#### Material

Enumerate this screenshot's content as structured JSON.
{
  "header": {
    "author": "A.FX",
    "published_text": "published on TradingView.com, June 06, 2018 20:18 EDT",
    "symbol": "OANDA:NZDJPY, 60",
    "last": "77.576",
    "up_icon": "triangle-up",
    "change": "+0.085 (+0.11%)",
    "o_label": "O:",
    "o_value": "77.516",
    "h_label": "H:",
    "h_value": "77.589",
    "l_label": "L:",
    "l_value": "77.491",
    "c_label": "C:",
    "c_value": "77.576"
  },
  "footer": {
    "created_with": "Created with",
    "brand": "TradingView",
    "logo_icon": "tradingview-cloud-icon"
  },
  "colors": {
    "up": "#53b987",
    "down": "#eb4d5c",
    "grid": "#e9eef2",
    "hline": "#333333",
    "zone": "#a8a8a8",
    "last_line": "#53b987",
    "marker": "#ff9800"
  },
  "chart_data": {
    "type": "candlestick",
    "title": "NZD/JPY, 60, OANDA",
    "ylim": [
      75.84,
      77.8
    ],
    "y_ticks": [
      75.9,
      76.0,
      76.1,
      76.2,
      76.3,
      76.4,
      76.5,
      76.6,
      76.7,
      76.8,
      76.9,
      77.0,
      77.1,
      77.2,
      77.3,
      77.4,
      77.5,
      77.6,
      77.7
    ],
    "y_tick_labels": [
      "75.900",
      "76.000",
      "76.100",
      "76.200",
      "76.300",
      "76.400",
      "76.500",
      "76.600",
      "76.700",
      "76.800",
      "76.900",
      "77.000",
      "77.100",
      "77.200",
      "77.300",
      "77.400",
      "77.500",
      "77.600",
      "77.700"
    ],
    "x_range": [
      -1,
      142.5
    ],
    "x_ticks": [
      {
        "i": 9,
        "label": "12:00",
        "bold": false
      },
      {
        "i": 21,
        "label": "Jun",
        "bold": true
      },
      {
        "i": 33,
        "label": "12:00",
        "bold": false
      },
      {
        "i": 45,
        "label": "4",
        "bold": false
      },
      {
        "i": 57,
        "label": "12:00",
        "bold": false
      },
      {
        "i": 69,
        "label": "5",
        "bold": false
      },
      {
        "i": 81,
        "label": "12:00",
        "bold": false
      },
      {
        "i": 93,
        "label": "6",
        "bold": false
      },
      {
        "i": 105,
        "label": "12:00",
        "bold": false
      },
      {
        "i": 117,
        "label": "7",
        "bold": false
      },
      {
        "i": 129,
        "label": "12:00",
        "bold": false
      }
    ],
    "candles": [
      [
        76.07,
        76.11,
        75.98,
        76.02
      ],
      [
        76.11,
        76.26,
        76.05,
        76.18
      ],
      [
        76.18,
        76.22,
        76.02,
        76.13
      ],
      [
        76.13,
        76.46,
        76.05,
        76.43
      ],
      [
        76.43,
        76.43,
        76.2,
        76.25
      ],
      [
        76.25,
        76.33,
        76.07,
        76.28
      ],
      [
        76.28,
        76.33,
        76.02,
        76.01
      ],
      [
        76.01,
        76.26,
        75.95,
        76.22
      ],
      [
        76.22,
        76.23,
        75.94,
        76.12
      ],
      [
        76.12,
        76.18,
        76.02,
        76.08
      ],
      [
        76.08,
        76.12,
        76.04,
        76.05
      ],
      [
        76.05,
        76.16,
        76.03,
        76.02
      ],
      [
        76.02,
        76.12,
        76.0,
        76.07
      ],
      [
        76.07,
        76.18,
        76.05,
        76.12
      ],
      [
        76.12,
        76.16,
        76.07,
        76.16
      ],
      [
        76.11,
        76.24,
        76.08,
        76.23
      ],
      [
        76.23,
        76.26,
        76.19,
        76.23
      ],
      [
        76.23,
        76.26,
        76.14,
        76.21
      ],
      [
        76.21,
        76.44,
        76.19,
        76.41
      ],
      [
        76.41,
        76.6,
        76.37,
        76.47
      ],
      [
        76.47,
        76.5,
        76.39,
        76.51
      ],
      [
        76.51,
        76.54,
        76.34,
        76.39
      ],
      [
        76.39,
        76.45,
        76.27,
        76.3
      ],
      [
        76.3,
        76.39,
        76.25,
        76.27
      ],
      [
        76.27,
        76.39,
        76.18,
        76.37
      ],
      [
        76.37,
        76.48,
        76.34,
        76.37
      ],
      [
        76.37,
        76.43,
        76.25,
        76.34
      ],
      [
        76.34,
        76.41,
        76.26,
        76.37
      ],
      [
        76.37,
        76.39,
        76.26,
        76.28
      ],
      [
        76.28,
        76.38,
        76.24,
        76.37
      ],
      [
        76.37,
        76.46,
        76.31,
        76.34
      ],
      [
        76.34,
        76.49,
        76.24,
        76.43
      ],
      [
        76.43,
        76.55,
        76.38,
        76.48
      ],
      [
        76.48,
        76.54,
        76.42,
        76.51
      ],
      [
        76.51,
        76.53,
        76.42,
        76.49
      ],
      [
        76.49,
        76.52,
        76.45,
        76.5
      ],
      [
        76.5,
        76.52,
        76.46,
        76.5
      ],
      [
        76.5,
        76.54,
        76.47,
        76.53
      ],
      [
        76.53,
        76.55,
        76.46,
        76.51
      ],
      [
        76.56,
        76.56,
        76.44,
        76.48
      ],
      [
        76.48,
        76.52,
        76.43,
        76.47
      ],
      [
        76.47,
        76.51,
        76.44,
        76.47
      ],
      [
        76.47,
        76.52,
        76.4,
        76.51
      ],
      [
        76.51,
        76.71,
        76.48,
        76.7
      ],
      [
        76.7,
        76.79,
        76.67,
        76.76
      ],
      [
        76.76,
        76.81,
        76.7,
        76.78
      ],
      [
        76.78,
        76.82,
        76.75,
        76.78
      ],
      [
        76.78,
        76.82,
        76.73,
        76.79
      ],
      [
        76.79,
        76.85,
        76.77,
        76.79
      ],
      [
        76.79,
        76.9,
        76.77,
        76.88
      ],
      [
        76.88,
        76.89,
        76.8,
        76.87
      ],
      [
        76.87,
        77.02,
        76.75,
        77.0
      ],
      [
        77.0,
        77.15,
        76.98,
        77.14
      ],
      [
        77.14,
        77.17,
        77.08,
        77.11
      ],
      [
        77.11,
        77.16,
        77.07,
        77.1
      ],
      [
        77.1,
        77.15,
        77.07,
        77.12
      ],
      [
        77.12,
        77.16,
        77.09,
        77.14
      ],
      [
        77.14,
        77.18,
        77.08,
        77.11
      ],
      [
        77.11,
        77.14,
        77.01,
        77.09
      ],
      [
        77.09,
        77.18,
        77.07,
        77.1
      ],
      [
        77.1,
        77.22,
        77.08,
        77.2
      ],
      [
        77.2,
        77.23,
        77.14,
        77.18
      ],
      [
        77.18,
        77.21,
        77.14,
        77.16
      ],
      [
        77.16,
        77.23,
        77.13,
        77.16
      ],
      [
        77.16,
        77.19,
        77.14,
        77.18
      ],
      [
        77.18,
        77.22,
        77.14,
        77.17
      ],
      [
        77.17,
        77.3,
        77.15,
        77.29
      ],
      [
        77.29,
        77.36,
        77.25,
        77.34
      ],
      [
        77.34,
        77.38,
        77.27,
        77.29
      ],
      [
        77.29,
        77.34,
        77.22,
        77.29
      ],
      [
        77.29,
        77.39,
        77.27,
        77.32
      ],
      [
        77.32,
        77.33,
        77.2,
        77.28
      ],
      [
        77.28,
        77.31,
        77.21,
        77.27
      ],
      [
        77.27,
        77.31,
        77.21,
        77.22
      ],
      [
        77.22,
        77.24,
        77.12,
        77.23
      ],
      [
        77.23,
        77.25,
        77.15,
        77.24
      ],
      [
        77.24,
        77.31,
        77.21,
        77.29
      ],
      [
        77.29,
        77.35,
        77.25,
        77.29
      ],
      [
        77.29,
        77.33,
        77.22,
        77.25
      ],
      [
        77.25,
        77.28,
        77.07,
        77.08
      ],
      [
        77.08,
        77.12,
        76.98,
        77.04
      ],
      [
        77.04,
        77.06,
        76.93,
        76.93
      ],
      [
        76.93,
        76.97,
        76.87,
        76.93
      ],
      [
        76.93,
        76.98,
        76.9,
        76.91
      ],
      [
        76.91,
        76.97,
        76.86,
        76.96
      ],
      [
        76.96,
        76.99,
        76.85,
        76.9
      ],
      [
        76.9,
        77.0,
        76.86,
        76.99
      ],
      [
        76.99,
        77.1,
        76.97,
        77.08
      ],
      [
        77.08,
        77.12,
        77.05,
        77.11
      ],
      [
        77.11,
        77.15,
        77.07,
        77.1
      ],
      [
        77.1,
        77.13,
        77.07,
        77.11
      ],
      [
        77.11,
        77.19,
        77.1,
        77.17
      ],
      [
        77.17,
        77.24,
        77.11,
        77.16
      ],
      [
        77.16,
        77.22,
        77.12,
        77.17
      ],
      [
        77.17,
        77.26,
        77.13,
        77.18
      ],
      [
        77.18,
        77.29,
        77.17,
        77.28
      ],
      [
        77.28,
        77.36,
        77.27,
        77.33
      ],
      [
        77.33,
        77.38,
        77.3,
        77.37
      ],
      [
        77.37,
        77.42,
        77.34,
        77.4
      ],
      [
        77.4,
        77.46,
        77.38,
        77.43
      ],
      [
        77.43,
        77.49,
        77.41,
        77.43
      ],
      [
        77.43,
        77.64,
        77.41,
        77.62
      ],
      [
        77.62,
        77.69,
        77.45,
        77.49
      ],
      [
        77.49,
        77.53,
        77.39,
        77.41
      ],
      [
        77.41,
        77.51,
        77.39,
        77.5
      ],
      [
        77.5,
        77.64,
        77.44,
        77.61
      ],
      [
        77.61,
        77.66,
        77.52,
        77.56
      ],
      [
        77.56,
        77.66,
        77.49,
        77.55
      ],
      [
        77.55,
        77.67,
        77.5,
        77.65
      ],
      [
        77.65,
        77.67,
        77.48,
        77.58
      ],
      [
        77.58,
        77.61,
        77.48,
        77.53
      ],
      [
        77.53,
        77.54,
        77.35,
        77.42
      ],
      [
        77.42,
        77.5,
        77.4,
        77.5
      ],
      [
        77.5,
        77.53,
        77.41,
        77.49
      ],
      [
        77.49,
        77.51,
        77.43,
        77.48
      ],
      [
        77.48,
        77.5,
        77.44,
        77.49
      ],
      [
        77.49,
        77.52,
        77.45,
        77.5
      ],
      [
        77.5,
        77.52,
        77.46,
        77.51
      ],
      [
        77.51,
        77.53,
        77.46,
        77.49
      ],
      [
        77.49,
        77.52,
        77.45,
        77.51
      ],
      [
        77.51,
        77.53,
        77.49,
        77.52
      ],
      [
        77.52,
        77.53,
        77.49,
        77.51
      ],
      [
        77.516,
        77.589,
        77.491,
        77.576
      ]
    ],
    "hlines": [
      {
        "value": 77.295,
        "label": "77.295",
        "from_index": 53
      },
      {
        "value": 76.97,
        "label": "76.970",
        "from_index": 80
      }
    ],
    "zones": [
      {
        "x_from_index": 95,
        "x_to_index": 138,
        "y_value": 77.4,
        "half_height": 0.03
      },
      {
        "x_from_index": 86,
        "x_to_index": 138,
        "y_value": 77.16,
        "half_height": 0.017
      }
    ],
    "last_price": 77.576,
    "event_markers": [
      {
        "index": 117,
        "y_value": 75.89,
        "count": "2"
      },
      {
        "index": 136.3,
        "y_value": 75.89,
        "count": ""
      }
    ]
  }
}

########

**Set exercise**
Gather each line of the records holding the string "OANDA".

**Written answer**
    "symbol": "OANDA:NZDJPY, 60",
    "title": "NZD/JPY, 60, OANDA",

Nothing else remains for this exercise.